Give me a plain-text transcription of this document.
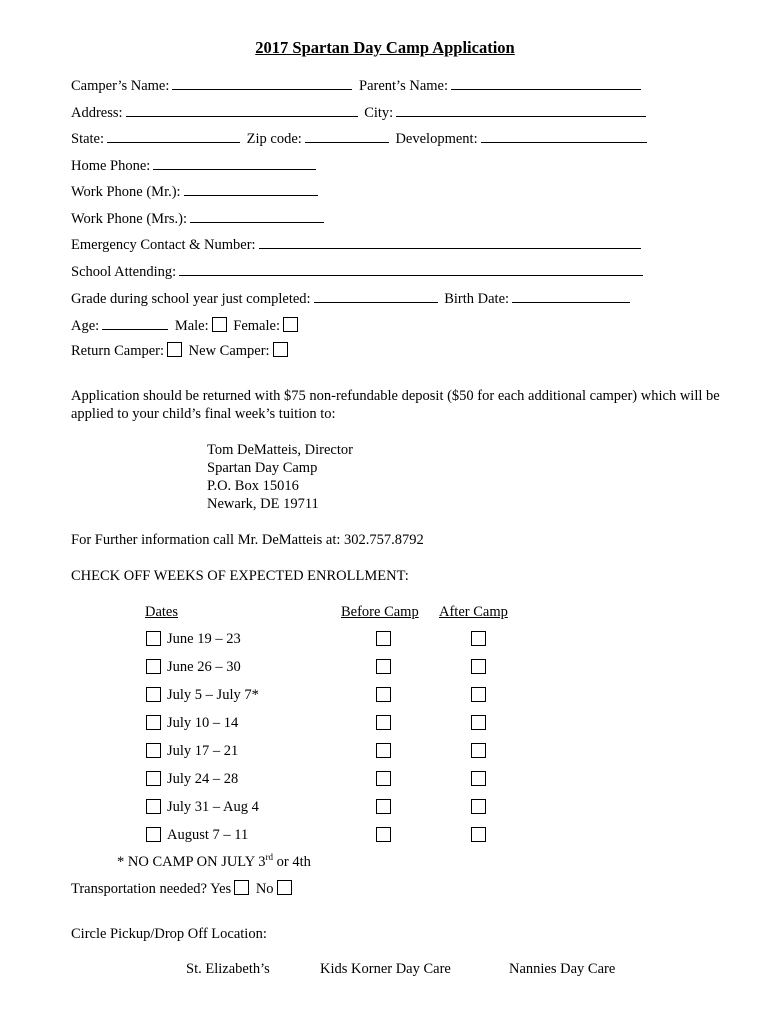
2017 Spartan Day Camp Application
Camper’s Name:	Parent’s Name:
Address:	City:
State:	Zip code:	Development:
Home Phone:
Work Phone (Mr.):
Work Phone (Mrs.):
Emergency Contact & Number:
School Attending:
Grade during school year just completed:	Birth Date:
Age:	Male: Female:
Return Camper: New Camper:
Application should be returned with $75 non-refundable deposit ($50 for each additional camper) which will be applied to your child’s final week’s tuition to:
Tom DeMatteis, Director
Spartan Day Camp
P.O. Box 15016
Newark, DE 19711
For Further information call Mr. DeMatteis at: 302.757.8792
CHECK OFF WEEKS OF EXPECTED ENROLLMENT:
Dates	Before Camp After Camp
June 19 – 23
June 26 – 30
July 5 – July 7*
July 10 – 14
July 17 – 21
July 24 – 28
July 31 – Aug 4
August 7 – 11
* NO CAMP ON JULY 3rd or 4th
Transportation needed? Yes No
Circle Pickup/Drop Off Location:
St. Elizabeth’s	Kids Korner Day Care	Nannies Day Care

····················

**DIRECTIONS:** Transcribe the full listing above exactly, with the images removed.

**REPLY TO THE TASK:**
Give me a plain-text transcription of this document.
2017 Spartan Day Camp Application
Camper’s Name:	Parent’s Name:
Address:	City:
State:	Zip code:	Development:
Home Phone:
Work Phone (Mr.):
Work Phone (Mrs.):
Emergency Contact & Number:
School Attending:
Grade during school year just completed:	Birth Date:
Age:	Male: Female:
Return Camper: New Camper:
Application should be returned with $75 non-refundable deposit ($50 for each additional camper) which will be applied to your child’s final week’s tuition to:
Tom DeMatteis, Director
Spartan Day Camp
P.O. Box 15016
Newark, DE 19711
For Further information call Mr. DeMatteis at: 302.757.8792
CHECK OFF WEEKS OF EXPECTED ENROLLMENT:
Dates	Before Camp After Camp
June 19 – 23
June 26 – 30
July 5 – July 7*
July 10 – 14
July 17 – 21
July 24 – 28
July 31 – Aug 4
August 7 – 11
* NO CAMP ON JULY 3rd or 4th
Transportation needed? Yes No
Circle Pickup/Drop Off Location:
St. Elizabeth’s	Kids Korner Day Care	Nannies Day Care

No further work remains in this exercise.